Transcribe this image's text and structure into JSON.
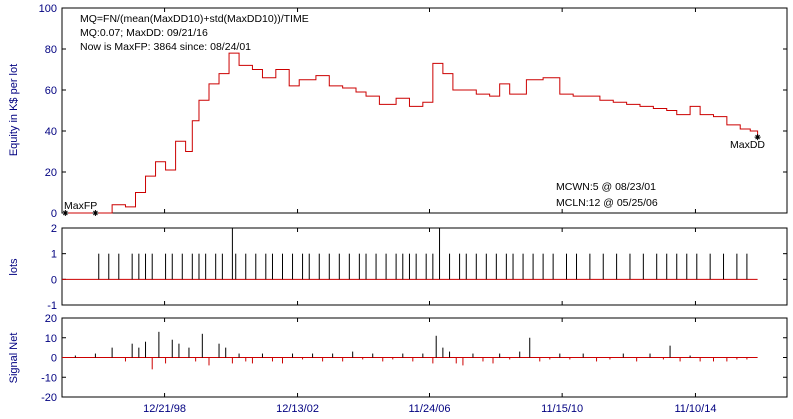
{
  "colors": {
    "equity": "#cc0000",
    "negative": "#cc0000",
    "positive": "#000000",
    "zero_line": "#cc0000",
    "tick_text": "#000080"
  },
  "annotations": {
    "line1": "MQ=FN/(mean(MaxDD10)+std(MaxDD10))/TIME",
    "line2": "MQ:0.07; MaxDD: 09/21/16",
    "line3": "Now is MaxFP: 3864 since: 08/24/01",
    "maxfp": "MaxFP",
    "maxdd": "MaxDD",
    "mcwn": "MCWN:5 @ 08/23/01",
    "mcln": "MCLN:12 @ 05/25/06"
  },
  "chart_data": [
    {
      "type": "line",
      "panel": "equity",
      "xlabel": "",
      "ylabel": "Equity in K$ per lot",
      "ylim": [
        0,
        100
      ],
      "yticks": [
        0,
        20,
        40,
        60,
        80,
        100
      ],
      "xticks": [
        "12/21/98",
        "12/13/02",
        "11/24/06",
        "11/15/10",
        "11/10/14"
      ],
      "xrange": [
        1995.9,
        2017.6
      ],
      "x": [
        1996.0,
        1996.9,
        1997.4,
        1997.8,
        1998.1,
        1998.4,
        1998.7,
        1999.0,
        1999.3,
        1999.6,
        1999.8,
        2000.0,
        2000.3,
        2000.6,
        2000.9,
        2001.2,
        2001.6,
        2001.9,
        2002.3,
        2002.7,
        2003.0,
        2003.5,
        2003.9,
        2004.3,
        2004.7,
        2005.0,
        2005.4,
        2005.9,
        2006.3,
        2006.7,
        2007.0,
        2007.3,
        2007.6,
        2007.9,
        2008.3,
        2008.7,
        2009.0,
        2009.3,
        2009.8,
        2010.3,
        2010.8,
        2011.2,
        2011.6,
        2012.0,
        2012.4,
        2012.8,
        2013.2,
        2013.6,
        2014.0,
        2014.3,
        2014.7,
        2015.0,
        2015.4,
        2015.8,
        2016.2,
        2016.5,
        2016.72
      ],
      "values": [
        0,
        0,
        4,
        3,
        10,
        18,
        25,
        21,
        35,
        30,
        45,
        55,
        63,
        68,
        78,
        72,
        70,
        66,
        70,
        62,
        65,
        67,
        62,
        61,
        59,
        57,
        53,
        56,
        52,
        54,
        73,
        68,
        60,
        60,
        58,
        57,
        63,
        58,
        65,
        66,
        58,
        57,
        57,
        55,
        54,
        53,
        52,
        51,
        50,
        48,
        52,
        48,
        47,
        43,
        41,
        40,
        37
      ],
      "maxfp": [
        1996.0,
        0
      ],
      "maxfp2": [
        1996.9,
        0
      ],
      "maxdd": [
        2016.72,
        37
      ]
    },
    {
      "type": "bar",
      "panel": "lots",
      "ylabel": "lots",
      "ylim": [
        -1,
        2
      ],
      "yticks": [
        -1,
        0,
        1,
        2
      ],
      "x": [
        1997.0,
        1997.3,
        1997.6,
        1998.0,
        1998.2,
        1998.4,
        1998.6,
        1999.0,
        1999.2,
        1999.5,
        1999.8,
        2000.0,
        2000.2,
        2000.5,
        2000.7,
        2001.0,
        2001.1,
        2001.4,
        2001.7,
        2002.0,
        2002.2,
        2002.5,
        2002.8,
        2003.1,
        2003.3,
        2003.6,
        2003.9,
        2004.2,
        2004.5,
        2004.8,
        2005.0,
        2005.3,
        2005.6,
        2005.9,
        2006.1,
        2006.3,
        2006.5,
        2006.8,
        2007.0,
        2007.2,
        2007.5,
        2007.8,
        2008.0,
        2008.3,
        2008.6,
        2008.9,
        2009.2,
        2009.4,
        2009.7,
        2010.0,
        2010.3,
        2010.6,
        2011.0,
        2011.3,
        2011.7,
        2012.1,
        2012.5,
        2012.9,
        2013.3,
        2013.7,
        2014.0,
        2014.3,
        2014.6,
        2014.9,
        2015.3,
        2015.7,
        2016.1,
        2016.4
      ],
      "values": [
        1,
        1,
        1,
        1,
        1,
        1,
        1,
        1,
        1,
        1,
        1,
        1,
        1,
        1,
        1,
        2,
        1,
        1,
        1,
        1,
        1,
        1,
        1,
        1,
        1,
        1,
        1,
        1,
        1,
        1,
        1,
        1,
        1,
        1,
        1,
        1,
        1,
        1,
        1,
        2,
        1,
        1,
        1,
        1,
        1,
        1,
        1,
        1,
        1,
        1,
        1,
        1,
        1,
        1,
        1,
        1,
        1,
        1,
        1,
        1,
        1,
        1,
        1,
        1,
        1,
        1,
        1,
        1
      ]
    },
    {
      "type": "bar",
      "panel": "signal",
      "ylabel": "Signal Net",
      "ylim": [
        -20,
        20
      ],
      "yticks": [
        -20,
        -10,
        0,
        10,
        20
      ],
      "x": [
        1996.3,
        1996.9,
        1997.4,
        1997.8,
        1998.0,
        1998.2,
        1998.4,
        1998.6,
        1998.8,
        1999.0,
        1999.2,
        1999.4,
        1999.7,
        1999.9,
        2000.1,
        2000.3,
        2000.6,
        2000.8,
        2001.0,
        2001.2,
        2001.4,
        2001.6,
        2001.9,
        2002.2,
        2002.5,
        2002.8,
        2003.1,
        2003.4,
        2003.7,
        2004.0,
        2004.3,
        2004.6,
        2004.9,
        2005.2,
        2005.5,
        2005.8,
        2006.1,
        2006.4,
        2006.7,
        2007.0,
        2007.1,
        2007.3,
        2007.5,
        2007.7,
        2007.9,
        2008.2,
        2008.5,
        2008.8,
        2009.0,
        2009.3,
        2009.6,
        2009.9,
        2010.2,
        2010.5,
        2010.8,
        2011.1,
        2011.5,
        2011.9,
        2012.3,
        2012.7,
        2013.1,
        2013.5,
        2013.9,
        2014.1,
        2014.4,
        2014.7,
        2015.0,
        2015.4,
        2015.8,
        2016.1,
        2016.4
      ],
      "values": [
        1,
        2,
        5,
        -2,
        7,
        5,
        8,
        -6,
        13,
        -3,
        9,
        7,
        5,
        -2,
        12,
        -4,
        7,
        5,
        -3,
        2,
        -2,
        -3,
        2,
        -2,
        -3,
        2,
        -1,
        2,
        -2,
        2,
        -2,
        3,
        -1,
        2,
        -2,
        -1,
        2,
        -2,
        2,
        -3,
        11,
        5,
        3,
        -3,
        -4,
        2,
        -2,
        -3,
        2,
        -1,
        3,
        10,
        -2,
        -1,
        2,
        -1,
        2,
        -2,
        -1,
        2,
        -2,
        2,
        -1,
        6,
        -2,
        1,
        -2,
        -2,
        -2,
        -1,
        -1
      ]
    }
  ]
}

------------------------------------------------------------------------

Leave out all pictures, then copy the remaining material exactly.

* [TASK ANSWER]:
Transcribe this image's text and structure into JSON.
{
  "colors": {
    "equity": "#cc0000",
    "negative": "#cc0000",
    "positive": "#000000",
    "zero_line": "#cc0000",
    "tick_text": "#000080"
  },
  "annotations": {
    "line1": "MQ=FN/(mean(MaxDD10)+std(MaxDD10))/TIME",
    "line2": "MQ:0.07; MaxDD: 09/21/16",
    "line3": "Now is MaxFP: 3864 since: 08/24/01",
    "maxfp": "MaxFP",
    "maxdd": "MaxDD",
    "mcwn": "MCWN:5 @ 08/23/01",
    "mcln": "MCLN:12 @ 05/25/06"
  },
  "chart_data": [
    {
      "type": "line",
      "panel": "equity",
      "xlabel": "",
      "ylabel": "Equity in K$ per lot",
      "ylim": [
        0,
        100
      ],
      "yticks": [
        0,
        20,
        40,
        60,
        80,
        100
      ],
      "xticks": [
        "12/21/98",
        "12/13/02",
        "11/24/06",
        "11/15/10",
        "11/10/14"
      ],
      "xrange": [
        1995.9,
        2017.6
      ],
      "x": [
        1996.0,
        1996.9,
        1997.4,
        1997.8,
        1998.1,
        1998.4,
        1998.7,
        1999.0,
        1999.3,
        1999.6,
        1999.8,
        2000.0,
        2000.3,
        2000.6,
        2000.9,
        2001.2,
        2001.6,
        2001.9,
        2002.3,
        2002.7,
        2003.0,
        2003.5,
        2003.9,
        2004.3,
        2004.7,
        2005.0,
        2005.4,
        2005.9,
        2006.3,
        2006.7,
        2007.0,
        2007.3,
        2007.6,
        2007.9,
        2008.3,
        2008.7,
        2009.0,
        2009.3,
        2009.8,
        2010.3,
        2010.8,
        2011.2,
        2011.6,
        2012.0,
        2012.4,
        2012.8,
        2013.2,
        2013.6,
        2014.0,
        2014.3,
        2014.7,
        2015.0,
        2015.4,
        2015.8,
        2016.2,
        2016.5,
        2016.72
      ],
      "values": [
        0,
        0,
        4,
        3,
        10,
        18,
        25,
        21,
        35,
        30,
        45,
        55,
        63,
        68,
        78,
        72,
        70,
        66,
        70,
        62,
        65,
        67,
        62,
        61,
        59,
        57,
        53,
        56,
        52,
        54,
        73,
        68,
        60,
        60,
        58,
        57,
        63,
        58,
        65,
        66,
        58,
        57,
        57,
        55,
        54,
        53,
        52,
        51,
        50,
        48,
        52,
        48,
        47,
        43,
        41,
        40,
        37
      ],
      "maxfp": [
        1996.0,
        0
      ],
      "maxfp2": [
        1996.9,
        0
      ],
      "maxdd": [
        2016.72,
        37
      ]
    },
    {
      "type": "bar",
      "panel": "lots",
      "ylabel": "lots",
      "ylim": [
        -1,
        2
      ],
      "yticks": [
        -1,
        0,
        1,
        2
      ],
      "x": [
        1997.0,
        1997.3,
        1997.6,
        1998.0,
        1998.2,
        1998.4,
        1998.6,
        1999.0,
        1999.2,
        1999.5,
        1999.8,
        2000.0,
        2000.2,
        2000.5,
        2000.7,
        2001.0,
        2001.1,
        2001.4,
        2001.7,
        2002.0,
        2002.2,
        2002.5,
        2002.8,
        2003.1,
        2003.3,
        2003.6,
        2003.9,
        2004.2,
        2004.5,
        2004.8,
        2005.0,
        2005.3,
        2005.6,
        2005.9,
        2006.1,
        2006.3,
        2006.5,
        2006.8,
        2007.0,
        2007.2,
        2007.5,
        2007.8,
        2008.0,
        2008.3,
        2008.6,
        2008.9,
        2009.2,
        2009.4,
        2009.7,
        2010.0,
        2010.3,
        2010.6,
        2011.0,
        2011.3,
        2011.7,
        2012.1,
        2012.5,
        2012.9,
        2013.3,
        2013.7,
        2014.0,
        2014.3,
        2014.6,
        2014.9,
        2015.3,
        2015.7,
        2016.1,
        2016.4
      ],
      "values": [
        1,
        1,
        1,
        1,
        1,
        1,
        1,
        1,
        1,
        1,
        1,
        1,
        1,
        1,
        1,
        2,
        1,
        1,
        1,
        1,
        1,
        1,
        1,
        1,
        1,
        1,
        1,
        1,
        1,
        1,
        1,
        1,
        1,
        1,
        1,
        1,
        1,
        1,
        1,
        2,
        1,
        1,
        1,
        1,
        1,
        1,
        1,
        1,
        1,
        1,
        1,
        1,
        1,
        1,
        1,
        1,
        1,
        1,
        1,
        1,
        1,
        1,
        1,
        1,
        1,
        1,
        1,
        1
      ]
    },
    {
      "type": "bar",
      "panel": "signal",
      "ylabel": "Signal Net",
      "ylim": [
        -20,
        20
      ],
      "yticks": [
        -20,
        -10,
        0,
        10,
        20
      ],
      "x": [
        1996.3,
        1996.9,
        1997.4,
        1997.8,
        1998.0,
        1998.2,
        1998.4,
        1998.6,
        1998.8,
        1999.0,
        1999.2,
        1999.4,
        1999.7,
        1999.9,
        2000.1,
        2000.3,
        2000.6,
        2000.8,
        2001.0,
        2001.2,
        2001.4,
        2001.6,
        2001.9,
        2002.2,
        2002.5,
        2002.8,
        2003.1,
        2003.4,
        2003.7,
        2004.0,
        2004.3,
        2004.6,
        2004.9,
        2005.2,
        2005.5,
        2005.8,
        2006.1,
        2006.4,
        2006.7,
        2007.0,
        2007.1,
        2007.3,
        2007.5,
        2007.7,
        2007.9,
        2008.2,
        2008.5,
        2008.8,
        2009.0,
        2009.3,
        2009.6,
        2009.9,
        2010.2,
        2010.5,
        2010.8,
        2011.1,
        2011.5,
        2011.9,
        2012.3,
        2012.7,
        2013.1,
        2013.5,
        2013.9,
        2014.1,
        2014.4,
        2014.7,
        2015.0,
        2015.4,
        2015.8,
        2016.1,
        2016.4
      ],
      "values": [
        1,
        2,
        5,
        -2,
        7,
        5,
        8,
        -6,
        13,
        -3,
        9,
        7,
        5,
        -2,
        12,
        -4,
        7,
        5,
        -3,
        2,
        -2,
        -3,
        2,
        -2,
        -3,
        2,
        -1,
        2,
        -2,
        2,
        -2,
        3,
        -1,
        2,
        -2,
        -1,
        2,
        -2,
        2,
        -3,
        11,
        5,
        3,
        -3,
        -4,
        2,
        -2,
        -3,
        2,
        -1,
        3,
        10,
        -2,
        -1,
        2,
        -1,
        2,
        -2,
        -1,
        2,
        -2,
        2,
        -1,
        6,
        -2,
        1,
        -2,
        -2,
        -2,
        -1,
        -1
      ]
    }
  ]
}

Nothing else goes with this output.